* TASK BRIEF: Return each line containing the string "History".

───── GIVEN RECORDS ─────

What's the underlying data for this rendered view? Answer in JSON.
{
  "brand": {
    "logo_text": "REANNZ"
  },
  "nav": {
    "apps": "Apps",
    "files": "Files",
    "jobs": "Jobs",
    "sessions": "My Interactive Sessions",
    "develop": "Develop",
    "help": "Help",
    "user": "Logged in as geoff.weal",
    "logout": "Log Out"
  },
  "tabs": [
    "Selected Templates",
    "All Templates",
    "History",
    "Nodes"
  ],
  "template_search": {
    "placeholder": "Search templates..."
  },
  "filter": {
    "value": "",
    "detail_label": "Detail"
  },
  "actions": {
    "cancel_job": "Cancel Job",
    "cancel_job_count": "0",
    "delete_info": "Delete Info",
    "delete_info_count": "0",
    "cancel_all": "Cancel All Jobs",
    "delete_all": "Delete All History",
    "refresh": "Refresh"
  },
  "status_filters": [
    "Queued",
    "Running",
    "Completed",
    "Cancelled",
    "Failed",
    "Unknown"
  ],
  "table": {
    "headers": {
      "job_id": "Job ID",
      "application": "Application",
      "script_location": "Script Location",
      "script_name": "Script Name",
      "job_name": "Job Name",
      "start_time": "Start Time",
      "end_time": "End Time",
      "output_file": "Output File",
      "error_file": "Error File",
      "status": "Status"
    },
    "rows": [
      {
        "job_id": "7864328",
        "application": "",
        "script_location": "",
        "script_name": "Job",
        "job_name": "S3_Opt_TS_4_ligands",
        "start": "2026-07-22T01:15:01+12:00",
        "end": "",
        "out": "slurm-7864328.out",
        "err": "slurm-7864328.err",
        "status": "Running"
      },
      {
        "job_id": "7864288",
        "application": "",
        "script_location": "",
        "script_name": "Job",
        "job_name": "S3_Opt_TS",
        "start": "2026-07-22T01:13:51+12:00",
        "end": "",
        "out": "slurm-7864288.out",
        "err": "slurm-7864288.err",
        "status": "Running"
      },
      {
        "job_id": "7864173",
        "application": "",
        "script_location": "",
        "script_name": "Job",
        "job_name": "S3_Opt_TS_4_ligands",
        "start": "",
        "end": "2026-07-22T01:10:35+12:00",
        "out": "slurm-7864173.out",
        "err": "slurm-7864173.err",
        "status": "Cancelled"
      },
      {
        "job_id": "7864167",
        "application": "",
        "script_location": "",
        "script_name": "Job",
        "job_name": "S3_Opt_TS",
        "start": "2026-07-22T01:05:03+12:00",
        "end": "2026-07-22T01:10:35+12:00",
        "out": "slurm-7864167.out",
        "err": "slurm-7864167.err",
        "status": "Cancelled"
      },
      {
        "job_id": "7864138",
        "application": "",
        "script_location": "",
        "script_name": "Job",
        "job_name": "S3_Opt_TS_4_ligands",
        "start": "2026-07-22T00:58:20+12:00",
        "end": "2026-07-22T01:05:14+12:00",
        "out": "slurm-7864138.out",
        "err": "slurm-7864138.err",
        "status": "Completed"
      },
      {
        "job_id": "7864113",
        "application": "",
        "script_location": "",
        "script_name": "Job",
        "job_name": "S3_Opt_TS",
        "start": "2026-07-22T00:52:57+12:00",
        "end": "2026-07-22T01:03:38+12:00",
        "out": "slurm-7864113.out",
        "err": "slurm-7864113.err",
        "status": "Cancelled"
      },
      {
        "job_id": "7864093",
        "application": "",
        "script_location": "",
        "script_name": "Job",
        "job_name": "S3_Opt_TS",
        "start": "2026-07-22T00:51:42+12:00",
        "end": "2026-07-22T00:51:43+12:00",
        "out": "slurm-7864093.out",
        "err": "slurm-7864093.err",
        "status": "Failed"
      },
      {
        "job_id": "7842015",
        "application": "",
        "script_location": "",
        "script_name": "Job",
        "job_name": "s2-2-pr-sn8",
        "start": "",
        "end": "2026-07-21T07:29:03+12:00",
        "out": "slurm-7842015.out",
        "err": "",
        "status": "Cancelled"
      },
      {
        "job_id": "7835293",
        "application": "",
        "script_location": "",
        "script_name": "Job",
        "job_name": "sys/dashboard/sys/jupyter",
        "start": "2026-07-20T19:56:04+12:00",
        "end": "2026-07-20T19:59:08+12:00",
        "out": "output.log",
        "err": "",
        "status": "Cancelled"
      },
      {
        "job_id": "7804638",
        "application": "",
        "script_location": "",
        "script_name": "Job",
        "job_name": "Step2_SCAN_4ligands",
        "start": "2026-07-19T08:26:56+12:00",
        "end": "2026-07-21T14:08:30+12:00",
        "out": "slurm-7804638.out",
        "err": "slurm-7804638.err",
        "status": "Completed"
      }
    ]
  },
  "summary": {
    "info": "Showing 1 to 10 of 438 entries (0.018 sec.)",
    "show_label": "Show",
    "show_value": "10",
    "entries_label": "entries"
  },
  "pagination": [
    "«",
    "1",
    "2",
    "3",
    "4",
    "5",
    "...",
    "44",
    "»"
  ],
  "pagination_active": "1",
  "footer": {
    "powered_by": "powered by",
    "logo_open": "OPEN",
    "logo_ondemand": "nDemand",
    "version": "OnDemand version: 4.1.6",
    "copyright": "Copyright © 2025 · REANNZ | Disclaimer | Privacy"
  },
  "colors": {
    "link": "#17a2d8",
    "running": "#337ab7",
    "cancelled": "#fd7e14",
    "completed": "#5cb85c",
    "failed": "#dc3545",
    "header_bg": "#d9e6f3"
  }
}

─────

* EXERCISE RESULT:
    "History",
    "delete_all": "Delete All History",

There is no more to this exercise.